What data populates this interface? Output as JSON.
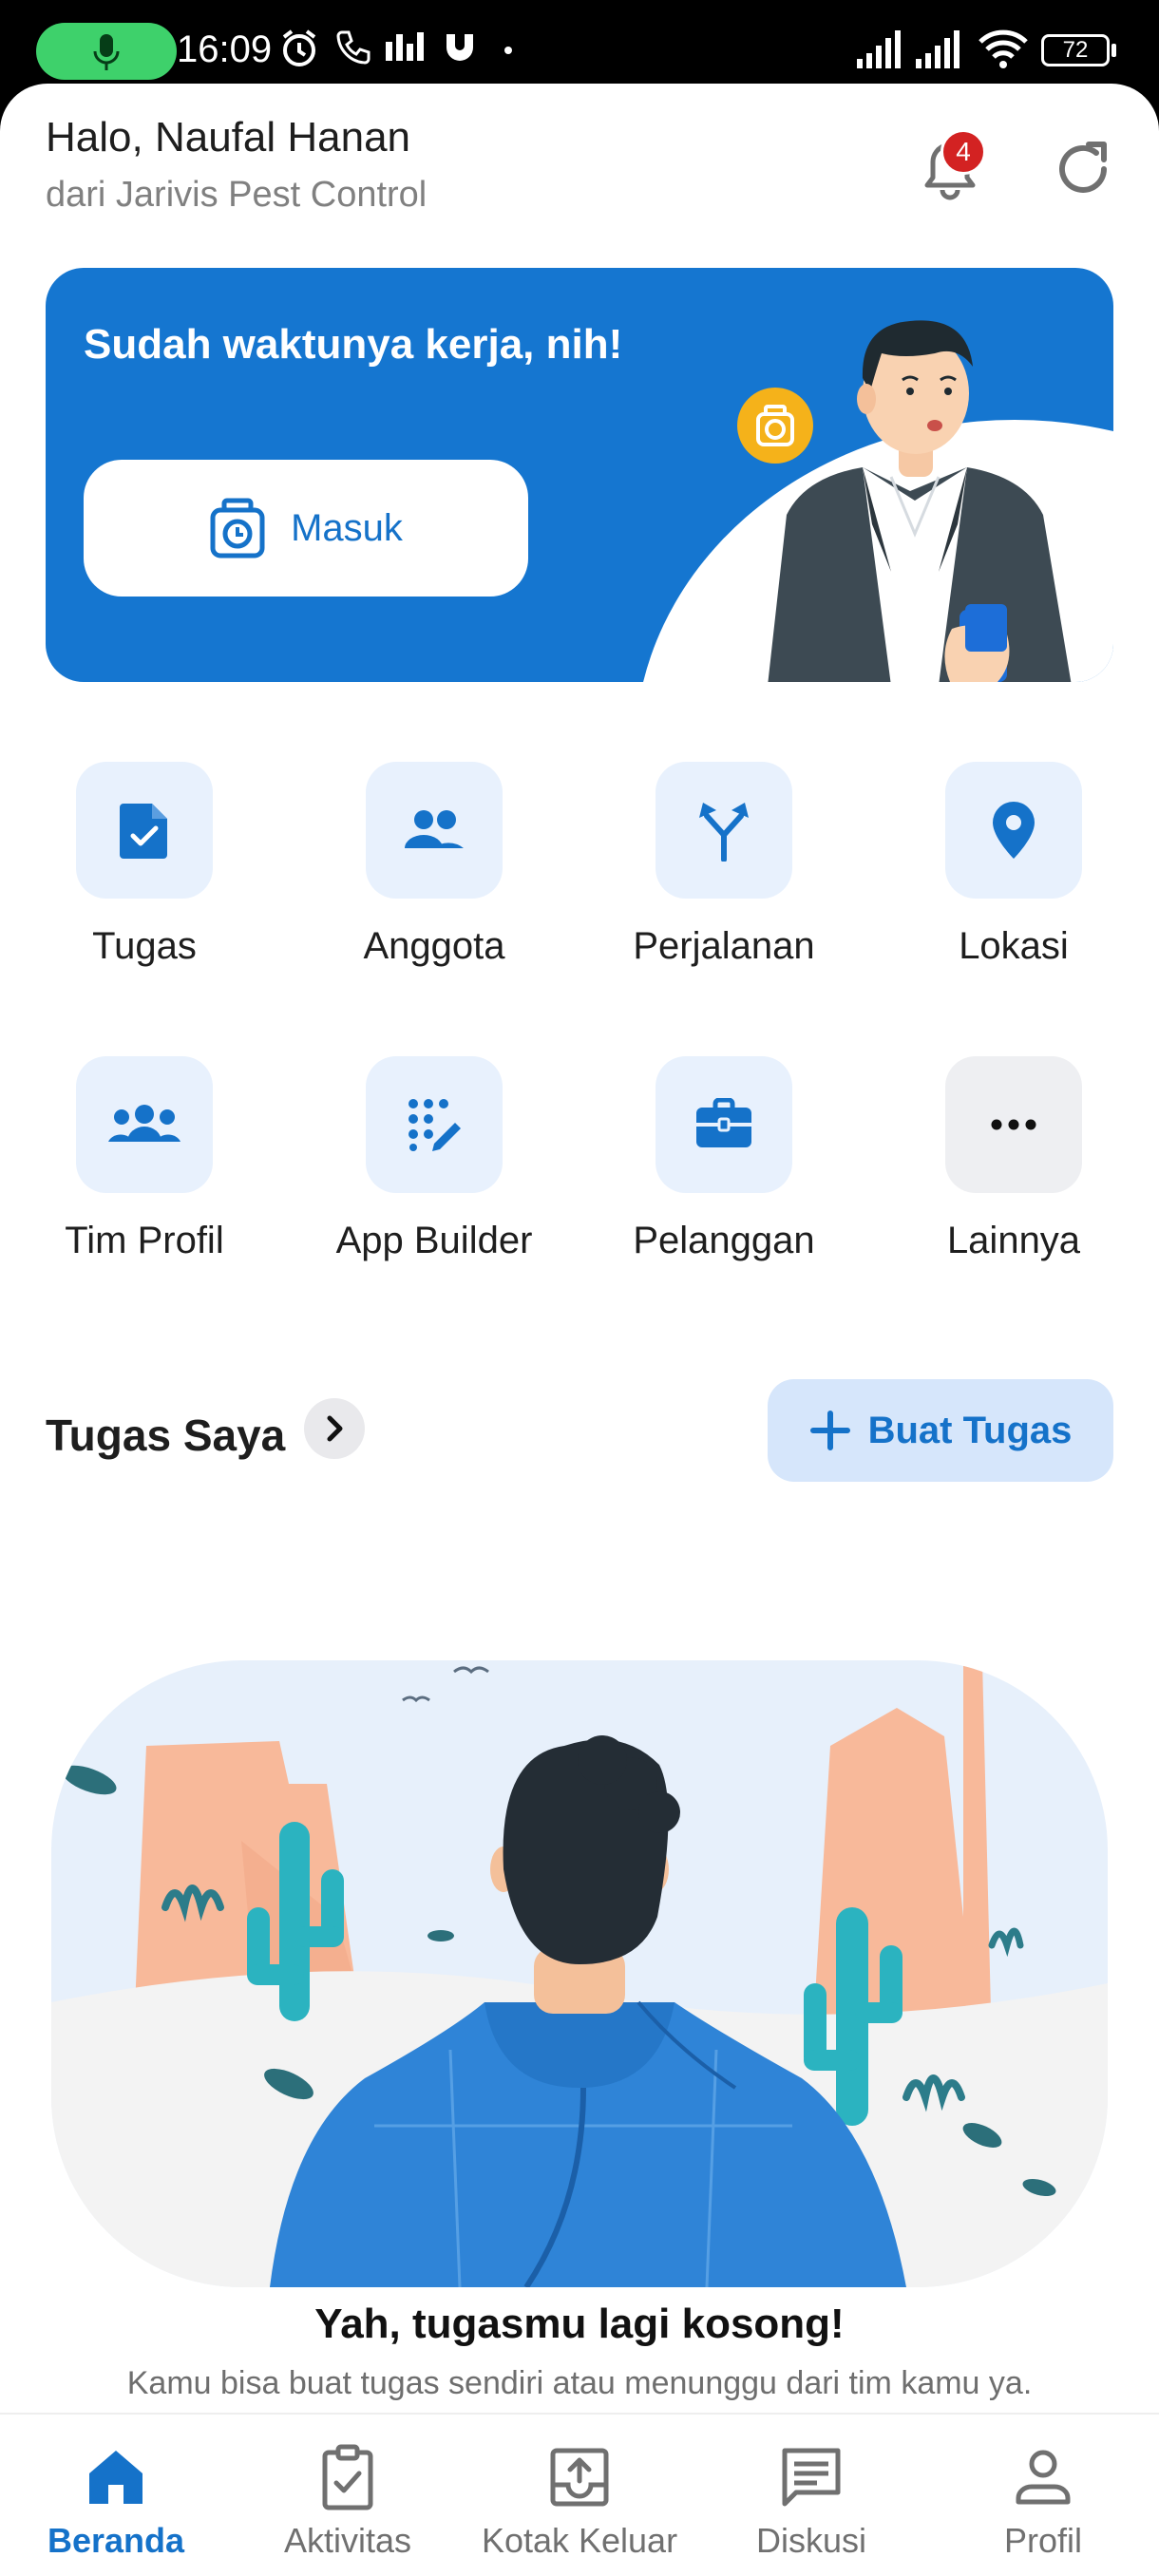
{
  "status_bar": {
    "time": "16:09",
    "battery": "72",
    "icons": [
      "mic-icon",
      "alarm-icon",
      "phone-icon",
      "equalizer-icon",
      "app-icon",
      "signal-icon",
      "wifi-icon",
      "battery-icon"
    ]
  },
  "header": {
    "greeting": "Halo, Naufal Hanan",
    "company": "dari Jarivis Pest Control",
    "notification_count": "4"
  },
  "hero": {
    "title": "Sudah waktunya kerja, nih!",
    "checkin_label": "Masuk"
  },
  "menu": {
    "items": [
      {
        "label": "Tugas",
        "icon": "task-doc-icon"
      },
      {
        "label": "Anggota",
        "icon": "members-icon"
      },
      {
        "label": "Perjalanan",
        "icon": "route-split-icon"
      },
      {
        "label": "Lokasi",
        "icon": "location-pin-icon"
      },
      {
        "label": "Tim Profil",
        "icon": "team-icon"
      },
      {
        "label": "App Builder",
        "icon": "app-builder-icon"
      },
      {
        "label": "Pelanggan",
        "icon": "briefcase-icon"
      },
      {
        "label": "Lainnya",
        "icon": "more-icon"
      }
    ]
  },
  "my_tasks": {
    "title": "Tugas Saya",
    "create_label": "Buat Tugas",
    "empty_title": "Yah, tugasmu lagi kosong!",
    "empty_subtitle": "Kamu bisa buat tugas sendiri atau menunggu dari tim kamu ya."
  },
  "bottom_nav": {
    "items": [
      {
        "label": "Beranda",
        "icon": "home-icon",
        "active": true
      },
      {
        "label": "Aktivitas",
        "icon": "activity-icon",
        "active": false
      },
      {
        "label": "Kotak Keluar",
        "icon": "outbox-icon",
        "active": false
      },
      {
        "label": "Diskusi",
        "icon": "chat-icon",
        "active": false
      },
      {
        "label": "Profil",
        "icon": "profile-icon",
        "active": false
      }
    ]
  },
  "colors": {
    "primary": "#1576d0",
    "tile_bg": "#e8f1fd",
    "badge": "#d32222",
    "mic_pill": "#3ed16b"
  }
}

What needs to be done: Looking at the data above, show all lines where the word "dari" occurs.

Exercise solution:
    "company": "dari Jarivis Pest Control",
    "empty_subtitle": "Kamu bisa buat tugas sendiri atau menunggu dari tim kamu ya."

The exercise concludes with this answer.